## TO BE DONE:
Take each line containing "text" and report it exactly as written.

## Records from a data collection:
#####

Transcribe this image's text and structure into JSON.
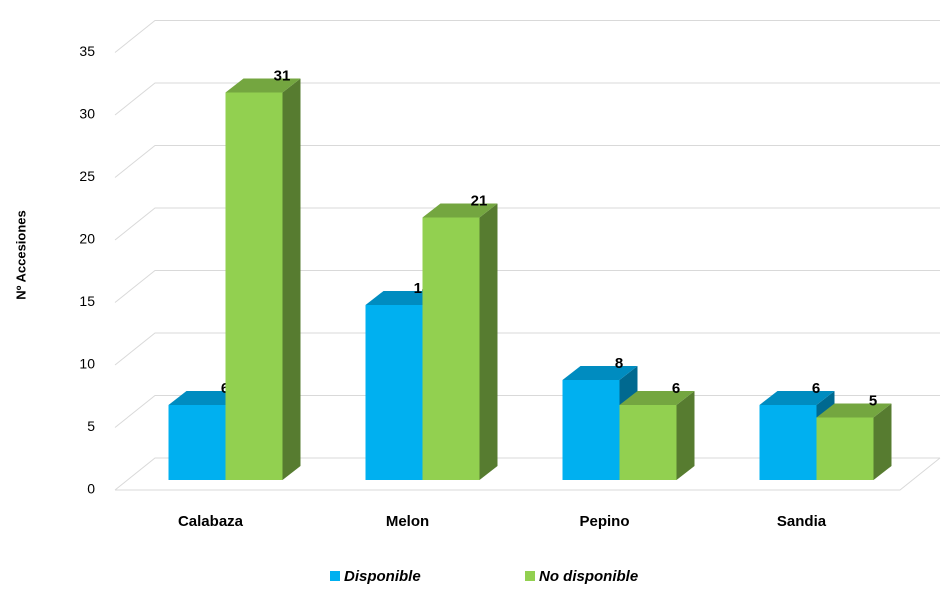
{
  "chart_data": {
    "type": "bar3d",
    "y_label": "Nº Accesiones",
    "categories": [
      "Calabaza",
      "Melon",
      "Pepino",
      "Sandia"
    ],
    "series": [
      {
        "name": "Disponible",
        "color": "#00b0f0",
        "values": [
          6,
          14,
          8,
          6
        ]
      },
      {
        "name": "No disponible",
        "color": "#92d050",
        "values": [
          31,
          21,
          6,
          5
        ]
      }
    ],
    "ylim": [
      0,
      35
    ],
    "yticks": [
      0,
      5,
      10,
      15,
      20,
      25,
      30,
      35
    ],
    "grid": true,
    "legend": "bottom"
  }
}
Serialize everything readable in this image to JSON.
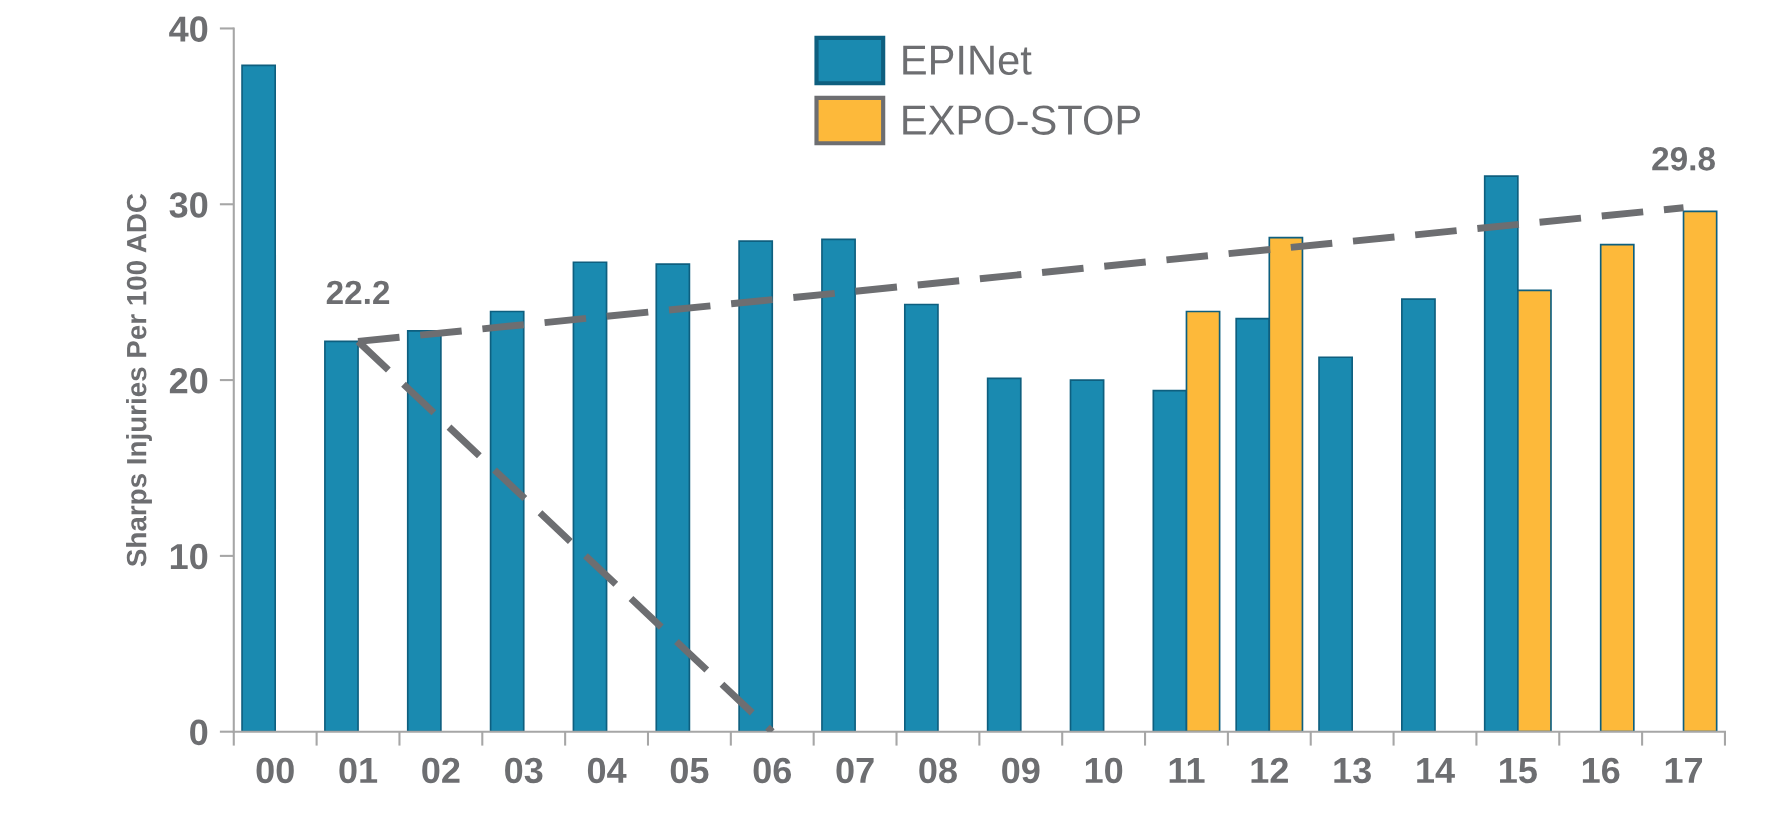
{
  "chart_data": {
    "type": "bar",
    "ylabel": "Sharps Injuries Per 100 ADC",
    "categories": [
      "00",
      "01",
      "02",
      "03",
      "04",
      "05",
      "06",
      "07",
      "08",
      "09",
      "10",
      "11",
      "12",
      "13",
      "14",
      "15",
      "16",
      "17"
    ],
    "series": [
      {
        "name": "EPINet",
        "color": "#1a8ab0",
        "values": [
          37.9,
          22.2,
          22.8,
          23.9,
          26.7,
          26.6,
          27.9,
          28.0,
          24.3,
          20.1,
          20.0,
          19.4,
          23.5,
          21.3,
          24.6,
          31.6,
          null,
          null
        ]
      },
      {
        "name": "EXPO-STOP",
        "color": "#fdb93a",
        "values": [
          null,
          null,
          null,
          null,
          null,
          null,
          null,
          null,
          null,
          null,
          null,
          23.9,
          28.1,
          null,
          null,
          25.1,
          27.7,
          29.6
        ]
      },
      {
        "type": "line",
        "color": "#6d6e71",
        "line_style": "dashed",
        "x": [
          "01",
          "17"
        ],
        "values": [
          22.2,
          29.8
        ]
      },
      {
        "type": "line",
        "color": "#6d6e71",
        "line_style": "dashed",
        "x": [
          "01",
          "06"
        ],
        "values": [
          22.2,
          0
        ]
      }
    ],
    "annotations": [
      {
        "text": "22.2",
        "x": "01",
        "y": 22.2
      },
      {
        "text": "29.8",
        "x": "17",
        "y": 29.8
      }
    ],
    "ylim": [
      0,
      40
    ],
    "yticks": [
      0,
      10,
      20,
      30,
      40
    ],
    "grid": false,
    "legend": "top"
  }
}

#####

## ANSWER TO THIS PROBLEM:
Transcribe this image's text and structure into JSON.
        "text": "22.2",
        "text": "29.8",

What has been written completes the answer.